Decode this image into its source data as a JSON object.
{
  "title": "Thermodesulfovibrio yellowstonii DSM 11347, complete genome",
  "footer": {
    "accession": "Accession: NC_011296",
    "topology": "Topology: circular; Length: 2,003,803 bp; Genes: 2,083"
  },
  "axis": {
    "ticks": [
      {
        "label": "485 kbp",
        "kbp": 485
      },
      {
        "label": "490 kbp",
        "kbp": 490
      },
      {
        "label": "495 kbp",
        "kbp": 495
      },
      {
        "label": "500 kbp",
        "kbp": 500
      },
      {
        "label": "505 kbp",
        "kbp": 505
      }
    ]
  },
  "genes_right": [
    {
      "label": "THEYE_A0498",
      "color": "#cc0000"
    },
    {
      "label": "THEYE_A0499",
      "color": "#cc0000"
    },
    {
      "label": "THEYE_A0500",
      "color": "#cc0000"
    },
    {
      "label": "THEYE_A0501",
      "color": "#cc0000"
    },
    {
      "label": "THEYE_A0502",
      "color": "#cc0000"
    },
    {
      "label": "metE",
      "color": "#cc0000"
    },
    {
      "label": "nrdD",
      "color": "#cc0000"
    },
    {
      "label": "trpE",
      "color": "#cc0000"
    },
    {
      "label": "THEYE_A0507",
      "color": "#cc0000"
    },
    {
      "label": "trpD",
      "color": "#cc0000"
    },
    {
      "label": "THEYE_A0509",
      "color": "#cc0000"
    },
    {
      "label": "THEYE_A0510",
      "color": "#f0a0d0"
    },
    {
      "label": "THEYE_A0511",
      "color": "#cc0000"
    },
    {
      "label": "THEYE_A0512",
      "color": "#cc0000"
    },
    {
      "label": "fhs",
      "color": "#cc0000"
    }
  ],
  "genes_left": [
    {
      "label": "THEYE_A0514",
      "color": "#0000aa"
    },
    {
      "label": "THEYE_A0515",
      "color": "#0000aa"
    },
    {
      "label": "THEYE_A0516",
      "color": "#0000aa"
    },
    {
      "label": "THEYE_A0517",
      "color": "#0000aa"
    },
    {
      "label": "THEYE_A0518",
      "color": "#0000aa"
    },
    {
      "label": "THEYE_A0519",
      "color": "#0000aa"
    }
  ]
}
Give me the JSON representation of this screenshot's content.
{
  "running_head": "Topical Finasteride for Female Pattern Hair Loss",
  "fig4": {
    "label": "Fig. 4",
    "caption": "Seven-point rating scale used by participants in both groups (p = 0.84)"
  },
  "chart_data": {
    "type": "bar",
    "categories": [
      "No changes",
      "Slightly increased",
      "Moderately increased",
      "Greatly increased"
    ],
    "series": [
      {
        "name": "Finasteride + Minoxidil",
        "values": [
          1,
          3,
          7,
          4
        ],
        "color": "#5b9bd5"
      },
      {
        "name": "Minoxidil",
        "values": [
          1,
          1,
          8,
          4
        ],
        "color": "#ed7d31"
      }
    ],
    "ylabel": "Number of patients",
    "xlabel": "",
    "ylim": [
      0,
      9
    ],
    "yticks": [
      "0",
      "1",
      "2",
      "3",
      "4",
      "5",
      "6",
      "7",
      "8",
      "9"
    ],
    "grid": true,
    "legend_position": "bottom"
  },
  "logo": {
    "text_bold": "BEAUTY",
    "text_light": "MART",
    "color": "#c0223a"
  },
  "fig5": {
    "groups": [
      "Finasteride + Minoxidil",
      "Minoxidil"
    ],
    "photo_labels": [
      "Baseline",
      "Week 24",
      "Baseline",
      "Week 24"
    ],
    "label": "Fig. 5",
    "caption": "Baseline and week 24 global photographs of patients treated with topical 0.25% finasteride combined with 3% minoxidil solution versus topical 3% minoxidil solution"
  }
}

__EXERCISE DIRECTIONS__.
Write out only those lines that fall between the one containing "Give me the" and the end of the entries, the first and last included, exactly as they read.

__FINISHED EXERCISE__.
Give me the JSON representation of this screenshot's content.
{
  "running_head": "Topical Finasteride for Female Pattern Hair Loss",
  "fig4": {
    "label": "Fig. 4",
    "caption": "Seven-point rating scale used by participants in both groups (p = 0.84)"
  },
  "chart_data": {
    "type": "bar",
    "categories": [
      "No changes",
      "Slightly increased",
      "Moderately increased",
      "Greatly increased"
    ],
    "series": [
      {
        "name": "Finasteride + Minoxidil",
        "values": [
          1,
          3,
          7,
          4
        ],
        "color": "#5b9bd5"
      },
      {
        "name": "Minoxidil",
        "values": [
          1,
          1,
          8,
          4
        ],
        "color": "#ed7d31"
      }
    ],
    "ylabel": "Number of patients",
    "xlabel": "",
    "ylim": [
      0,
      9
    ],
    "yticks": [
      "0",
      "1",
      "2",
      "3",
      "4",
      "5",
      "6",
      "7",
      "8",
      "9"
    ],
    "grid": true,
    "legend_position": "bottom"
  },
  "logo": {
    "text_bold": "BEAUTY",
    "text_light": "MART",
    "color": "#c0223a"
  },
  "fig5": {
    "groups": [
      "Finasteride + Minoxidil",
      "Minoxidil"
    ],
    "photo_labels": [
      "Baseline",
      "Week 24",
      "Baseline",
      "Week 24"
    ],
    "label": "Fig. 5",
    "caption": "Baseline and week 24 global photographs of patients treated with topical 0.25% finasteride combined with 3% minoxidil solution versus topical 3% minoxidil solution"
  }
}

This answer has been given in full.